> _What the task asks_: Give the lines of the records, from the line with "token-sale-card: TOKEN SALE" to the line with "transaction-date: 20 Nov, 2019 12:16", as a JSON list of strings with one string per line and blank lines left out.

> _Provided data_:
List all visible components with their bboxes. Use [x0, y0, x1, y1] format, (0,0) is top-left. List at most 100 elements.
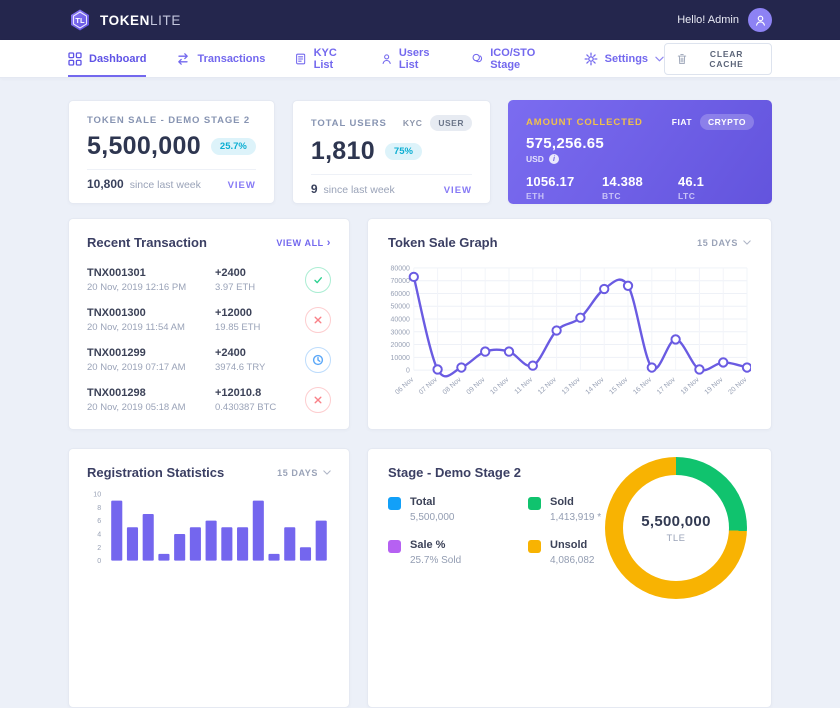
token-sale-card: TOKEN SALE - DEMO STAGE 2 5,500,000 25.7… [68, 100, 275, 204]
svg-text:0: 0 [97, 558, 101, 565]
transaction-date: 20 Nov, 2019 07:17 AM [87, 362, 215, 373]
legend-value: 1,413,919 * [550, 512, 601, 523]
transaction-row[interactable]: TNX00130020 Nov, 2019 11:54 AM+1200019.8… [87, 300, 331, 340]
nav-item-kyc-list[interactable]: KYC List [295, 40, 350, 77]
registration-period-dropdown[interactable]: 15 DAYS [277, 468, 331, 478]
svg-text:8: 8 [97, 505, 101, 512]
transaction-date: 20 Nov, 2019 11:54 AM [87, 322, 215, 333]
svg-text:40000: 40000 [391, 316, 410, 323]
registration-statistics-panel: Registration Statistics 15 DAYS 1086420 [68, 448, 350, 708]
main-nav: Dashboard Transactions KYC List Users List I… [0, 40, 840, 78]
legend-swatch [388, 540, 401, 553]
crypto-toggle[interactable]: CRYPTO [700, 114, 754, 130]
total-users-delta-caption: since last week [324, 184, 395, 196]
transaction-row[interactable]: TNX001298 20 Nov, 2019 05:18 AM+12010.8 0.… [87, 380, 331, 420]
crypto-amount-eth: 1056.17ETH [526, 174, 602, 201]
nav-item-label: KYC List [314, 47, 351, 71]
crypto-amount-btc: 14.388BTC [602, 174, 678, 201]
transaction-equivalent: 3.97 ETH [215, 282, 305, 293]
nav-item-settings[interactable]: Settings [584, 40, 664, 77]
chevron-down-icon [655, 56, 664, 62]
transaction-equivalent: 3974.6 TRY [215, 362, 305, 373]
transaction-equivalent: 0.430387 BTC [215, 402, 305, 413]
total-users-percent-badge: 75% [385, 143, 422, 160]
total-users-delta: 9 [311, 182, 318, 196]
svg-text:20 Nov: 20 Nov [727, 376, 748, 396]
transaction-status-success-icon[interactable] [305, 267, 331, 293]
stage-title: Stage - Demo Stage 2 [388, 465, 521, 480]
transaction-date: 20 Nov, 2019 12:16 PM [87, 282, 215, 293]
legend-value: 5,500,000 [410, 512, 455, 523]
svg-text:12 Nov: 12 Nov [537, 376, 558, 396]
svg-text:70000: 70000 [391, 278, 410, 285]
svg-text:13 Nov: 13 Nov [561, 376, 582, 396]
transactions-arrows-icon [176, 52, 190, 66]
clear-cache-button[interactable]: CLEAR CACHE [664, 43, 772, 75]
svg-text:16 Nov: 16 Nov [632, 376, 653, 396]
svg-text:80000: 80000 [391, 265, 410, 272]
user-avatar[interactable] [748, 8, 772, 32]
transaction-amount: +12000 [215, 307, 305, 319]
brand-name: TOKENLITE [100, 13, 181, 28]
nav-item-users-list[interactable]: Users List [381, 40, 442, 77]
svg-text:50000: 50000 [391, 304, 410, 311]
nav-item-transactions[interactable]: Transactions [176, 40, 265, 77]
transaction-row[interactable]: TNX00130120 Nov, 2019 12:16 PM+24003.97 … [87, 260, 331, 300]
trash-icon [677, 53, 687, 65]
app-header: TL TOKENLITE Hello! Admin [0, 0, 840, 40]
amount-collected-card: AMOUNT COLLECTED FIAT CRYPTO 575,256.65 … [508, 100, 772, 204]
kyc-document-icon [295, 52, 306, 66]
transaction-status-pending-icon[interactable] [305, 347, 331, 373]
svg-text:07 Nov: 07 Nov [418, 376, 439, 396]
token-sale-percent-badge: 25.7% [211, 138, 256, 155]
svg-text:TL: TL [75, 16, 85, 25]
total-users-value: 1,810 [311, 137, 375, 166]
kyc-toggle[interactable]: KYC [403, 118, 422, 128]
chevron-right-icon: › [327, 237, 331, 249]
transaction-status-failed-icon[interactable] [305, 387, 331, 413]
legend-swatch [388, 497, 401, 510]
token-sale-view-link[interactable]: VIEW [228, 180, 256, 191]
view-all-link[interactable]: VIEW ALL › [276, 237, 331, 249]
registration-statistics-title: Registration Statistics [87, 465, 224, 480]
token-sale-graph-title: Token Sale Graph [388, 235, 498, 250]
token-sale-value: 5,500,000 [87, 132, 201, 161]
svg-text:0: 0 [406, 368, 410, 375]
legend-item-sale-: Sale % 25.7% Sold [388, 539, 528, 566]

> _Answer to the exercise_:
[
  "token-sale-card: TOKEN SALE - DEMO STAGE 2 5,500,000 25.7… [68, 100, 275, 204]",
  "svg-text:0: 0 [97, 558, 101, 565]",
  "transaction-date: 20 Nov, 2019 07:17 AM [87, 362, 215, 373]",
  "legend-value: 1,413,919 * [550, 512, 601, 523]",
  "transaction-row[interactable]: TNX00130020 Nov, 2019 11:54 AM+1200019.8… [87, 300, 331, 340]",
  "nav-item-kyc-list[interactable]: KYC List [295, 40, 350, 77]",
  "registration-period-dropdown[interactable]: 15 DAYS [277, 468, 331, 478]",
  "svg-text:8: 8 [97, 505, 101, 512]",
  "transaction-date: 20 Nov, 2019 11:54 AM [87, 322, 215, 333]",
  "svg-text:40000: 40000 [391, 316, 410, 323]",
  "registration-statistics-panel: Registration Statistics 15 DAYS 1086420 [68, 448, 350, 708]",
  "main-nav: Dashboard Transactions KYC List Users List I… [0, 40, 840, 78]",
  "legend-swatch [388, 540, 401, 553]",
  "crypto-toggle[interactable]: CRYPTO [700, 114, 754, 130]",
  "total-users-delta-caption: since last week [324, 184, 395, 196]",
  "transaction-row[interactable]: TNX001298 20 Nov, 2019 05:18 AM+12010.8 0.… [87, 380, 331, 420]",
  "crypto-amount-eth: 1056.17ETH [526, 174, 602, 201]",
  "nav-item-label: KYC List [314, 47, 351, 71]",
  "crypto-amount-btc: 14.388BTC [602, 174, 678, 201]",
  "transaction-equivalent: 3.97 ETH [215, 282, 305, 293]",
  "nav-item-settings[interactable]: Settings [584, 40, 664, 77]",
  "chevron-down-icon [655, 56, 664, 62]",
  "transaction-equivalent: 3974.6 TRY [215, 362, 305, 373]",
  "transaction-equivalent: 0.430387 BTC [215, 402, 305, 413]",
  "total-users-percent-badge: 75% [385, 143, 422, 160]",
  "total-users-delta: 9 [311, 182, 318, 196]",
  "svg-text:20 Nov: 20 Nov [727, 376, 748, 396]",
  "transaction-status-success-icon[interactable] [305, 267, 331, 293]",
  "stage-title: Stage - Demo Stage 2 [388, 465, 521, 480]",
  "transaction-date: 20 Nov, 2019 12:16 PM [87, 282, 215, 293]"
]